+++ Available records +++

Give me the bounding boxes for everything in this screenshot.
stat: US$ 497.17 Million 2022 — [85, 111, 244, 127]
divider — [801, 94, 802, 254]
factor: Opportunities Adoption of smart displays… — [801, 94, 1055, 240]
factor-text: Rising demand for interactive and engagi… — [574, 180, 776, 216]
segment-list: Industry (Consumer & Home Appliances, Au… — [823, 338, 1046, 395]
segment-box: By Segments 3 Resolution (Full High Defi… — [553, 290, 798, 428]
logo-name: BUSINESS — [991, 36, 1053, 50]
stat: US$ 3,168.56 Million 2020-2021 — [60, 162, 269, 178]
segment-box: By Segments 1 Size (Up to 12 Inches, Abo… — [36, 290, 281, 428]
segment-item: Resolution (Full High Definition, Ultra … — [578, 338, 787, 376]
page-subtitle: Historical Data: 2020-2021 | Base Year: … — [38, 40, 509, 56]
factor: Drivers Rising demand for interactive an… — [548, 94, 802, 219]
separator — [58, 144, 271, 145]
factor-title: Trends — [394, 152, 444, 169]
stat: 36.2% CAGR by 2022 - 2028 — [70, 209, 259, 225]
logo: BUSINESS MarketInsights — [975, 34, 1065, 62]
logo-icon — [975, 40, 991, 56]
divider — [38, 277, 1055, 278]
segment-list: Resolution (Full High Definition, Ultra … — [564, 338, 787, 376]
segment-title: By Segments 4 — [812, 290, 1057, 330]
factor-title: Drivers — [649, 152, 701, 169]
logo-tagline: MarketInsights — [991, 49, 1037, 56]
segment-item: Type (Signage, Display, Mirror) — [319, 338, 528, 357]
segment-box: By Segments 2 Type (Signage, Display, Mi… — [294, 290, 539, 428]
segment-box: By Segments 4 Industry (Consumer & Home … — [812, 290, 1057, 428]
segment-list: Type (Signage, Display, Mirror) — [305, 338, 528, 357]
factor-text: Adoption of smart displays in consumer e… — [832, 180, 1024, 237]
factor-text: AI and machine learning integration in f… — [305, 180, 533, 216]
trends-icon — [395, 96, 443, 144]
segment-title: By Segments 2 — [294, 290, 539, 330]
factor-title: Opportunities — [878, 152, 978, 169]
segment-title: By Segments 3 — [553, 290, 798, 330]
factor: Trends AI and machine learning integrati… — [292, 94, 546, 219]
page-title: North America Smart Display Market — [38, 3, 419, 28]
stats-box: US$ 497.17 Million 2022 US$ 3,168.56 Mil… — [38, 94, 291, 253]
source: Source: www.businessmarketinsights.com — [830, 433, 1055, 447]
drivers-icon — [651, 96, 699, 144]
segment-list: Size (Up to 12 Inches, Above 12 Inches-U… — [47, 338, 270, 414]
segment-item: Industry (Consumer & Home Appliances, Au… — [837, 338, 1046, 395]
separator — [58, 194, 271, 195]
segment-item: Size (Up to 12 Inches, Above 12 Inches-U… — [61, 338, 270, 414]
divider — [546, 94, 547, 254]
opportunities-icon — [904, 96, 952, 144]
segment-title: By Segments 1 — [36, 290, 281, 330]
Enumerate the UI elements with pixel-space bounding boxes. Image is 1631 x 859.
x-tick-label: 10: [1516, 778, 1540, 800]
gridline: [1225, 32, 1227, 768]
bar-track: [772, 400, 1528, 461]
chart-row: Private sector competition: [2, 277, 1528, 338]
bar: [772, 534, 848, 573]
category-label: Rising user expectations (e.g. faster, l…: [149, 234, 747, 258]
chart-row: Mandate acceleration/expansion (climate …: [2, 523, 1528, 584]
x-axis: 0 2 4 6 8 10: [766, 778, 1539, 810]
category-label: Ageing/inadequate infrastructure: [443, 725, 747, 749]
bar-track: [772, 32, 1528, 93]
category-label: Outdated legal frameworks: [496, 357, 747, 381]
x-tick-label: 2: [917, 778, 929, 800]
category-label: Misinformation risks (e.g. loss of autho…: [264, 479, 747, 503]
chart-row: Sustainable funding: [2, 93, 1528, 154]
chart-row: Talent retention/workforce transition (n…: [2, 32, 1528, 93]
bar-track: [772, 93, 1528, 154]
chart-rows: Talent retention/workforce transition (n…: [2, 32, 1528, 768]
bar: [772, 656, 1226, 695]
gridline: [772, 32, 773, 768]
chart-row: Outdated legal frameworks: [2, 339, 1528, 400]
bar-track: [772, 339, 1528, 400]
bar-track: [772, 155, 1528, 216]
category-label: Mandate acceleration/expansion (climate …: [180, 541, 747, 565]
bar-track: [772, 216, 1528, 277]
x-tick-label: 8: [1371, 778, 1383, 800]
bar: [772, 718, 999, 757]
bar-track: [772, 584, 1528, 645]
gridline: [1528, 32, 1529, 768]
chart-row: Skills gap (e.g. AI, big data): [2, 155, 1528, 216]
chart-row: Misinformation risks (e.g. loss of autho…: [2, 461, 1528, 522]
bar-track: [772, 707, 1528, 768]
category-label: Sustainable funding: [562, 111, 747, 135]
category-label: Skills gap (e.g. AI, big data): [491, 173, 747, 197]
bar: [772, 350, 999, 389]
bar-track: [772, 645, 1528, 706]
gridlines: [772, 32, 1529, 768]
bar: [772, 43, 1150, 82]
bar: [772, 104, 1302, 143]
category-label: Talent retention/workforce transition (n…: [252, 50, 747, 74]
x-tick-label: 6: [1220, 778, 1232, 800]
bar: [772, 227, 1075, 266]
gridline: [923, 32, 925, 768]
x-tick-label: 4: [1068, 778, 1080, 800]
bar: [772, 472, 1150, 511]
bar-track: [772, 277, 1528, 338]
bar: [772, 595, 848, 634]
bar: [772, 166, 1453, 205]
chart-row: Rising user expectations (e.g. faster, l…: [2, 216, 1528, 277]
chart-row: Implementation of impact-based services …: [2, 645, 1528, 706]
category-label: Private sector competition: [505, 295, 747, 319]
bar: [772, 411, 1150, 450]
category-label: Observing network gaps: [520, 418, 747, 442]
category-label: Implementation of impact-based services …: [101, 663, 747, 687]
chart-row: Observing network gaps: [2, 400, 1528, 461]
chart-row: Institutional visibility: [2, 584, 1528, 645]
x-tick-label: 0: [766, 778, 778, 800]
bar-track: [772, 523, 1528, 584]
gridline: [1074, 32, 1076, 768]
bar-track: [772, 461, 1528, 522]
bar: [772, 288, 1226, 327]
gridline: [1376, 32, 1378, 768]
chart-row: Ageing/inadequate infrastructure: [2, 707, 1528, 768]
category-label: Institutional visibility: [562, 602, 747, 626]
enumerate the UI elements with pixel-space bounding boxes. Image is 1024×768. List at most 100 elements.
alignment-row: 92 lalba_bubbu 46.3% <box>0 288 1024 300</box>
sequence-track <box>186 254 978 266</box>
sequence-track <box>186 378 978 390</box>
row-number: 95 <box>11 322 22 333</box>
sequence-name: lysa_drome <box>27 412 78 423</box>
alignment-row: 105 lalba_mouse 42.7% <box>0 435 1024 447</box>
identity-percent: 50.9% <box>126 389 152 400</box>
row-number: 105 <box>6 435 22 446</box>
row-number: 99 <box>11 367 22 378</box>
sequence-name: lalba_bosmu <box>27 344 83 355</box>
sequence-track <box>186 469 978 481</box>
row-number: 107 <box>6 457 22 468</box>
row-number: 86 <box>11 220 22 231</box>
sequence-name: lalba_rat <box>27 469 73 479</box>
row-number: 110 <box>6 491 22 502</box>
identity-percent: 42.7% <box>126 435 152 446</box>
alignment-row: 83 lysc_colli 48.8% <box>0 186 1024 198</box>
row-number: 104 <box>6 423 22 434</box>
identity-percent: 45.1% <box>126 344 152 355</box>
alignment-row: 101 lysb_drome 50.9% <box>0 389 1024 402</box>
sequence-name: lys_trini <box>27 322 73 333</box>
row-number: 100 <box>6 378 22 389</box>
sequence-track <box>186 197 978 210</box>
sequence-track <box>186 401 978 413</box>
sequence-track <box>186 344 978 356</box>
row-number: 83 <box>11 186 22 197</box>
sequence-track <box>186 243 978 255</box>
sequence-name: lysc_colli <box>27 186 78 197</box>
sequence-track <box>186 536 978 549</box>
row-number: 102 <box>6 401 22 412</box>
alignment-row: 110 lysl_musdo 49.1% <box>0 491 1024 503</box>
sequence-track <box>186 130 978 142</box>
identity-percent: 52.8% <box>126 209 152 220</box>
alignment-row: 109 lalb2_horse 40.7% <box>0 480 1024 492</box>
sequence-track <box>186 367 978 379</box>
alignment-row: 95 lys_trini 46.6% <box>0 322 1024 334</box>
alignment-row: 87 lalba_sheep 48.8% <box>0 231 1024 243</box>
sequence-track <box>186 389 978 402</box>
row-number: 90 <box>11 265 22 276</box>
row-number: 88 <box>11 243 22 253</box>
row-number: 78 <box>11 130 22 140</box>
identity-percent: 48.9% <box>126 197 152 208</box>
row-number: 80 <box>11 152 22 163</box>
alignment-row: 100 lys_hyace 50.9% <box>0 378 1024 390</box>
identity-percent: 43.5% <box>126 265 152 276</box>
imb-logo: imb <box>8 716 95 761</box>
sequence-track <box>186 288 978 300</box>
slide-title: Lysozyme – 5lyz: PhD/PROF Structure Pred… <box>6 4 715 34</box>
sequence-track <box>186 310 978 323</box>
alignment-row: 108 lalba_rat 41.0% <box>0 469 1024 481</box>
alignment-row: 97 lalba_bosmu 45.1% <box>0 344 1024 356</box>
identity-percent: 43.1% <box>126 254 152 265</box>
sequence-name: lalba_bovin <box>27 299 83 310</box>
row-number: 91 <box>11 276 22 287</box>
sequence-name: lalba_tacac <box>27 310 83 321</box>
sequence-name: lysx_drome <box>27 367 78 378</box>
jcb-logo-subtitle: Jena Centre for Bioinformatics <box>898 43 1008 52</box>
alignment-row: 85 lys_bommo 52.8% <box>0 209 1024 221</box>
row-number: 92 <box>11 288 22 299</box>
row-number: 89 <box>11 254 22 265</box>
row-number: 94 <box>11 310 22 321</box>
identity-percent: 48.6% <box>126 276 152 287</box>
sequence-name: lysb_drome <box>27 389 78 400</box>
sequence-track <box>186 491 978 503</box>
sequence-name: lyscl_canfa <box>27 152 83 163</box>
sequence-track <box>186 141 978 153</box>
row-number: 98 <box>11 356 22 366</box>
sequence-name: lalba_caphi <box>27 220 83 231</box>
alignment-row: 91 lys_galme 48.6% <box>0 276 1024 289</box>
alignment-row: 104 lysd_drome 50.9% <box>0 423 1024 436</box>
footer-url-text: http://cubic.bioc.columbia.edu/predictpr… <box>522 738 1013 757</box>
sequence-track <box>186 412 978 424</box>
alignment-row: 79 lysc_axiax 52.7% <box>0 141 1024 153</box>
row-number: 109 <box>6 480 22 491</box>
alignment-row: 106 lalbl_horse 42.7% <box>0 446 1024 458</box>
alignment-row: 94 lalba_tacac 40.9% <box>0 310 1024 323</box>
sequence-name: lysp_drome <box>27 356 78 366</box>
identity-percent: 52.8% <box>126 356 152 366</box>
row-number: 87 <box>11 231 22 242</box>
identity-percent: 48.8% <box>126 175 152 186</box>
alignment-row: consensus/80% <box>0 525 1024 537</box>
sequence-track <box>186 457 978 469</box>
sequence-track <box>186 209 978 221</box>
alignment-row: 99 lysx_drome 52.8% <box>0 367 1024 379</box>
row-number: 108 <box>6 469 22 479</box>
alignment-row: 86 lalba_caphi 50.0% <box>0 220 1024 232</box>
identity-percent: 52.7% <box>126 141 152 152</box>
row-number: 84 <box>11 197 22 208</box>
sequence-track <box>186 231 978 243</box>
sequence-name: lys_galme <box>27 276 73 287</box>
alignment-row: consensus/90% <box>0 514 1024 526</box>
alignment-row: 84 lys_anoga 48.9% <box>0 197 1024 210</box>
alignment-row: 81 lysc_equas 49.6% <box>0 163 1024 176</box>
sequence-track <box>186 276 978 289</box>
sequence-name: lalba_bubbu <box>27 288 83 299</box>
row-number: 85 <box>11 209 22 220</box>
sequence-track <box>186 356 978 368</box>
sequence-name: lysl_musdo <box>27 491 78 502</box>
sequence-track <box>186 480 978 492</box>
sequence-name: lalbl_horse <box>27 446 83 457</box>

+++

§ Exercise brief: Write out the data as a numbered list, starting at the very beginning and stopping after the line that contains "factor-title: Opportunities —". Leave out any blank lines.

§ The response:
1. Give me the bounding boxes for everything in this screenshot.
2. stat: US$ 497.17 Million 2022 — [85, 111, 244, 127]
3. divider — [801, 94, 802, 254]
4. factor: Opportunities Adoption of smart displays… — [801, 94, 1055, 240]
5. factor-text: Rising demand for interactive and engagi… — [574, 180, 776, 216]
6. segment-list: Industry (Consumer & Home Appliances, Au… — [823, 338, 1046, 395]
7. segment-box: By Segments 3 Resolution (Full High Defi… — [553, 290, 798, 428]
8. logo-name: BUSINESS — [991, 36, 1053, 50]
9. stat: US$ 3,168.56 Million 2020-2021 — [60, 162, 269, 178]
10. segment-box: By Segments 1 Size (Up to 12 Inches, Abo… — [36, 290, 281, 428]
11. segment-item: Resolution (Full High Definition, Ultra … — [578, 338, 787, 376]
12. page-subtitle: Historical Data: 2020-2021 | Base Year: … — [38, 40, 509, 56]
13. factor: Drivers Rising demand for interactive an… — [548, 94, 802, 219]
14. separator — [58, 144, 271, 145]
15. factor-title: Trends — [394, 152, 444, 169]
16. stat: 36.2% CAGR by 2022 - 2028 — [70, 209, 259, 225]
17. logo: BUSINESS MarketInsights — [975, 34, 1065, 62]
18. logo-icon — [975, 40, 991, 56]
19. divider — [38, 277, 1055, 278]
20. segment-list: Resolution (Full High Definition, Ultra … — [564, 338, 787, 376]
21. segment-title: By Segments 4 — [812, 290, 1057, 330]
22. factor-title: Drivers — [649, 152, 701, 169]
23. logo-tagline: MarketInsights — [991, 49, 1037, 56]
24. segment-item: Type (Signage, Display, Mirror) — [319, 338, 528, 357]
25. segment-box: By Segments 2 Type (Signage, Display, Mi… — [294, 290, 539, 428]
26. segment-box: By Segments 4 Industry (Consumer & Home … — [812, 290, 1057, 428]
27. segment-list: Type (Signage, Display, Mirror) — [305, 338, 528, 357]
28. factor-text: Adoption of smart displays in consumer e… — [832, 180, 1024, 237]
29. factor-text: AI and machine learning integration in f… — [305, 180, 533, 216]
30. trends-icon — [395, 96, 443, 144]
31. segment-title: By Segments 2 — [294, 290, 539, 330]
32. factor-title: Opportunities — [878, 152, 978, 169]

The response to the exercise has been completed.